**Task to complete:** Each line that holds the word "cdot" should be returned.

* * * *

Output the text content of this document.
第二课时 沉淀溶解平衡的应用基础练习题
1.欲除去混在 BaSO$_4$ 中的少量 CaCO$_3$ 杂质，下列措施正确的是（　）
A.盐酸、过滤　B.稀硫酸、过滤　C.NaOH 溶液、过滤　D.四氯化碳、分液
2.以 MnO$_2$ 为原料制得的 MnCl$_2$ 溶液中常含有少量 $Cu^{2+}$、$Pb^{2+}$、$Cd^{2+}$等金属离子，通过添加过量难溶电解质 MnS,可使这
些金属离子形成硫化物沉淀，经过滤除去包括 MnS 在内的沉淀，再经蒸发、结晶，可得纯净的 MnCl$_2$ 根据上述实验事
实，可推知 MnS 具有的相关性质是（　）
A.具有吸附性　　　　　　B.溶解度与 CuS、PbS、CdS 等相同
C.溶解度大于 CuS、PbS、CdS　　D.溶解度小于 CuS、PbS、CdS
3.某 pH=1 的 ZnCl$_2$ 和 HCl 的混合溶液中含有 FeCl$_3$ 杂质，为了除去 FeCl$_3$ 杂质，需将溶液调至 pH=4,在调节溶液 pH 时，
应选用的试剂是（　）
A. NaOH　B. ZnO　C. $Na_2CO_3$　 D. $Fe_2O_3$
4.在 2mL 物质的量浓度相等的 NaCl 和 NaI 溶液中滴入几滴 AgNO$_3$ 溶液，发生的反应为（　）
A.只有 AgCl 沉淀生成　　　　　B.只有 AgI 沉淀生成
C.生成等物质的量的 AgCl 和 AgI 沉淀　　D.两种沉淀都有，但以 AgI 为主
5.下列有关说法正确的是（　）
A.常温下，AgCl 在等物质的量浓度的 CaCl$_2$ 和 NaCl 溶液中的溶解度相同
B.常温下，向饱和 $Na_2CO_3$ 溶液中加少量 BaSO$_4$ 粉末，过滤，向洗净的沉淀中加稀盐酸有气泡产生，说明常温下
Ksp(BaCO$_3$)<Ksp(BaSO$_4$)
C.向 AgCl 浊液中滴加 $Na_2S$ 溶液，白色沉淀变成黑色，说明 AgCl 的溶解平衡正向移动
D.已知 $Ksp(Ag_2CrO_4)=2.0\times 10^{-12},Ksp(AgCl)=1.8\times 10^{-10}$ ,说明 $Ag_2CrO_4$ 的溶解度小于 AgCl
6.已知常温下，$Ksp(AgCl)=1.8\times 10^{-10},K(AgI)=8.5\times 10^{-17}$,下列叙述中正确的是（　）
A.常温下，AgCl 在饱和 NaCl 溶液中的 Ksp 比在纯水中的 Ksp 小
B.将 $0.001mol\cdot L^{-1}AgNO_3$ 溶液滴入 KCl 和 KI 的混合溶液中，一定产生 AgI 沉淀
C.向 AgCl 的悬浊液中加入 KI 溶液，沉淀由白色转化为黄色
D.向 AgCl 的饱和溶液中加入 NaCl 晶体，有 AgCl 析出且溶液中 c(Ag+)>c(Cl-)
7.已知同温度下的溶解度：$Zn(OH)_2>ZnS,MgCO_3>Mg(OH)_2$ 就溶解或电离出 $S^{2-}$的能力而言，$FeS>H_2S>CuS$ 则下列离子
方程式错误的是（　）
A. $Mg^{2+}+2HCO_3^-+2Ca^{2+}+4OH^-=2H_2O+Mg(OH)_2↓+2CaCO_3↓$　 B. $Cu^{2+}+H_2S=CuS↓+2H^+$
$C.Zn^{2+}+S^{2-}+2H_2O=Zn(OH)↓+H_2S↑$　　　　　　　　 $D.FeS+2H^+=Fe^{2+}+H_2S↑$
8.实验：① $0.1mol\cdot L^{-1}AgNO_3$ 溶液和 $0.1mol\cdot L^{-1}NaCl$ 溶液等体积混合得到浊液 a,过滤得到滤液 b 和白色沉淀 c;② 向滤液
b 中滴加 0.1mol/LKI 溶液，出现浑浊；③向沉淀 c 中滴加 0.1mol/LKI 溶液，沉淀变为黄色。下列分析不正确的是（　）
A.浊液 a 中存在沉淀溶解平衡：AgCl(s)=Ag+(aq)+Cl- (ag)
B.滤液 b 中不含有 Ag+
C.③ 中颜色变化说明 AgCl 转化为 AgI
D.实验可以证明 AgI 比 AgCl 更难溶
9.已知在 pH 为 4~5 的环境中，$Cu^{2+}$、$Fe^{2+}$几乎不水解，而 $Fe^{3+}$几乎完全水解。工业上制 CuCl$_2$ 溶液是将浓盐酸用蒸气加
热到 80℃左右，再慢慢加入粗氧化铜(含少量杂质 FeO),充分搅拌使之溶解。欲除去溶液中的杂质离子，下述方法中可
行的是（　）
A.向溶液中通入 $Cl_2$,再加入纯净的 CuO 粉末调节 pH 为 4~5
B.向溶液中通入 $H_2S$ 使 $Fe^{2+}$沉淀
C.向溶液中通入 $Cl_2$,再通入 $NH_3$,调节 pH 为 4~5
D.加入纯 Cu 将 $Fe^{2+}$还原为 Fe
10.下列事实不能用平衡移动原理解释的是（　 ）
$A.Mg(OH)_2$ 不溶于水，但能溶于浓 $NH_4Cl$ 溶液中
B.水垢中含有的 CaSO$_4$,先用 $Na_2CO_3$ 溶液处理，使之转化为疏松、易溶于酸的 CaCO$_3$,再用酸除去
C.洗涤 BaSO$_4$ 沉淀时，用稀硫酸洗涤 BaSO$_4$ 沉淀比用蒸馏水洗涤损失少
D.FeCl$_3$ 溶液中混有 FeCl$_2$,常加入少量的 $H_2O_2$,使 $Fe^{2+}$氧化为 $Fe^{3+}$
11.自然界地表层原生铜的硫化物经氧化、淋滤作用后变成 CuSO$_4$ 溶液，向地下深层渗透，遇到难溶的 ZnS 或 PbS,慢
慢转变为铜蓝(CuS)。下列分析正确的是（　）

* * * *

**Answer to the problem:**
B.将 $0.001mol\cdot L^{-1}AgNO_3$ 溶液滴入 KCl 和 KI 的混合溶液中，一定产生 AgI 沉淀
8.实验：① $0.1mol\cdot L^{-1}AgNO_3$ 溶液和 $0.1mol\cdot L^{-1}NaCl$ 溶液等体积混合得到浊液 a,过滤得到滤液 b 和白色沉淀 c;② 向滤液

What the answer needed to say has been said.